Provided information:
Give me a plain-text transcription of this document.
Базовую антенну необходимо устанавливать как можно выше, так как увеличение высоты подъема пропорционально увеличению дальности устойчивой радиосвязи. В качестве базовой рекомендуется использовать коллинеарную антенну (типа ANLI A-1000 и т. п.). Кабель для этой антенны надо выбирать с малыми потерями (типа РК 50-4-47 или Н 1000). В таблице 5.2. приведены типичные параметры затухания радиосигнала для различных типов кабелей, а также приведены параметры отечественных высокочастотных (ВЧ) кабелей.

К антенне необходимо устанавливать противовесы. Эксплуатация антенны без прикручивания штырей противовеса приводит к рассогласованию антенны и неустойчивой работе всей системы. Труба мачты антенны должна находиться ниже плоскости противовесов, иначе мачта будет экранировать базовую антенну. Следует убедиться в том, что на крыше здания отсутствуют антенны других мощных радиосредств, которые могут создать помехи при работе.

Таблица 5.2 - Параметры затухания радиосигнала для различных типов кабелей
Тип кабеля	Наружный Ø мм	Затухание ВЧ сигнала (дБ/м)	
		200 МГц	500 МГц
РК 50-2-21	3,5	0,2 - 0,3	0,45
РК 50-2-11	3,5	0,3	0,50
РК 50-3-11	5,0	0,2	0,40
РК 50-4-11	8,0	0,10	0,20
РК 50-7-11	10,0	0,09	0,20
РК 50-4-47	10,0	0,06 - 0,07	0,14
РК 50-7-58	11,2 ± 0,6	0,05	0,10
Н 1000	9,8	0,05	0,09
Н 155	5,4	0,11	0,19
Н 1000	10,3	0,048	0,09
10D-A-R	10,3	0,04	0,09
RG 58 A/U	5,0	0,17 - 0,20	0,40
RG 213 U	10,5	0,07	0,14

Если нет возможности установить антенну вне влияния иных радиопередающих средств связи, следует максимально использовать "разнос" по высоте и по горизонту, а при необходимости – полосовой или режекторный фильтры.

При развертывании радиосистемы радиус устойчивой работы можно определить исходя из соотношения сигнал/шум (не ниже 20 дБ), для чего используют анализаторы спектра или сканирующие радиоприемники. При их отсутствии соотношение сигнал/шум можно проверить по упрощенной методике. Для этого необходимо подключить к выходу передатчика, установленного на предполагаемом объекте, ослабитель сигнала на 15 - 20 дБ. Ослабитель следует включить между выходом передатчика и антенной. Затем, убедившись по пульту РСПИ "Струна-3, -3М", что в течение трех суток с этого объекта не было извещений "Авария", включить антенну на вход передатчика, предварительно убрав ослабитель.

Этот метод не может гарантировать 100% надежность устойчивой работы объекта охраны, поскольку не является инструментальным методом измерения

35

Your objective: Repeat every line of the records above exactly.

Task answer:
Give me a plain-text transcription of this document.
Базовую антенну необходимо устанавливать как можно выше, так как увеличение высоты подъема пропорционально увеличению дальности устойчивой радиосвязи. В качестве базовой рекомендуется использовать коллинеарную антенну (типа ANLI A-1000 и т. п.). Кабель для этой антенны надо выбирать с малыми потерями (типа РК 50-4-47 или Н 1000). В таблице 5.2. приведены типичные параметры затухания радиосигнала для различных типов кабелей, а также приведены параметры отечественных высокочастотных (ВЧ) кабелей.

К антенне необходимо устанавливать противовесы. Эксплуатация антенны без прикручивания штырей противовеса приводит к рассогласованию антенны и неустойчивой работе всей системы. Труба мачты антенны должна находиться ниже плоскости противовесов, иначе мачта будет экранировать базовую антенну. Следует убедиться в том, что на крыше здания отсутствуют антенны других мощных радиосредств, которые могут создать помехи при работе.

Таблица 5.2 - Параметры затухания радиосигнала для различных типов кабелей
Тип кабеля	Наружный Ø мм	Затухание ВЧ сигнала (дБ/м)	
		200 МГц	500 МГц
РК 50-2-21	3,5	0,2 - 0,3	0,45
РК 50-2-11	3,5	0,3	0,50
РК 50-3-11	5,0	0,2	0,40
РК 50-4-11	8,0	0,10	0,20
РК 50-7-11	10,0	0,09	0,20
РК 50-4-47	10,0	0,06 - 0,07	0,14
РК 50-7-58	11,2 ± 0,6	0,05	0,10
Н 1000	9,8	0,05	0,09
Н 155	5,4	0,11	0,19
Н 1000	10,3	0,048	0,09
10D-A-R	10,3	0,04	0,09
RG 58 A/U	5,0	0,17 - 0,20	0,40
RG 213 U	10,5	0,07	0,14

Если нет возможности установить антенну вне влияния иных радиопередающих средств связи, следует максимально использовать "разнос" по высоте и по горизонту, а при необходимости – полосовой или режекторный фильтры.

При развертывании радиосистемы радиус устойчивой работы можно определить исходя из соотношения сигнал/шум (не ниже 20 дБ), для чего используют анализаторы спектра или сканирующие радиоприемники. При их отсутствии соотношение сигнал/шум можно проверить по упрощенной методике. Для этого необходимо подключить к выходу передатчика, установленного на предполагаемом объекте, ослабитель сигнала на 15 - 20 дБ. Ослабитель следует включить между выходом передатчика и антенной. Затем, убедившись по пульту РСПИ "Струна-3, -3М", что в течение трех суток с этого объекта не было извещений "Авария", включить антенну на вход передатчика, предварительно убрав ослабитель.

Этот метод не может гарантировать 100% надежность устойчивой работы объекта охраны, поскольку не является инструментальным методом измерения

35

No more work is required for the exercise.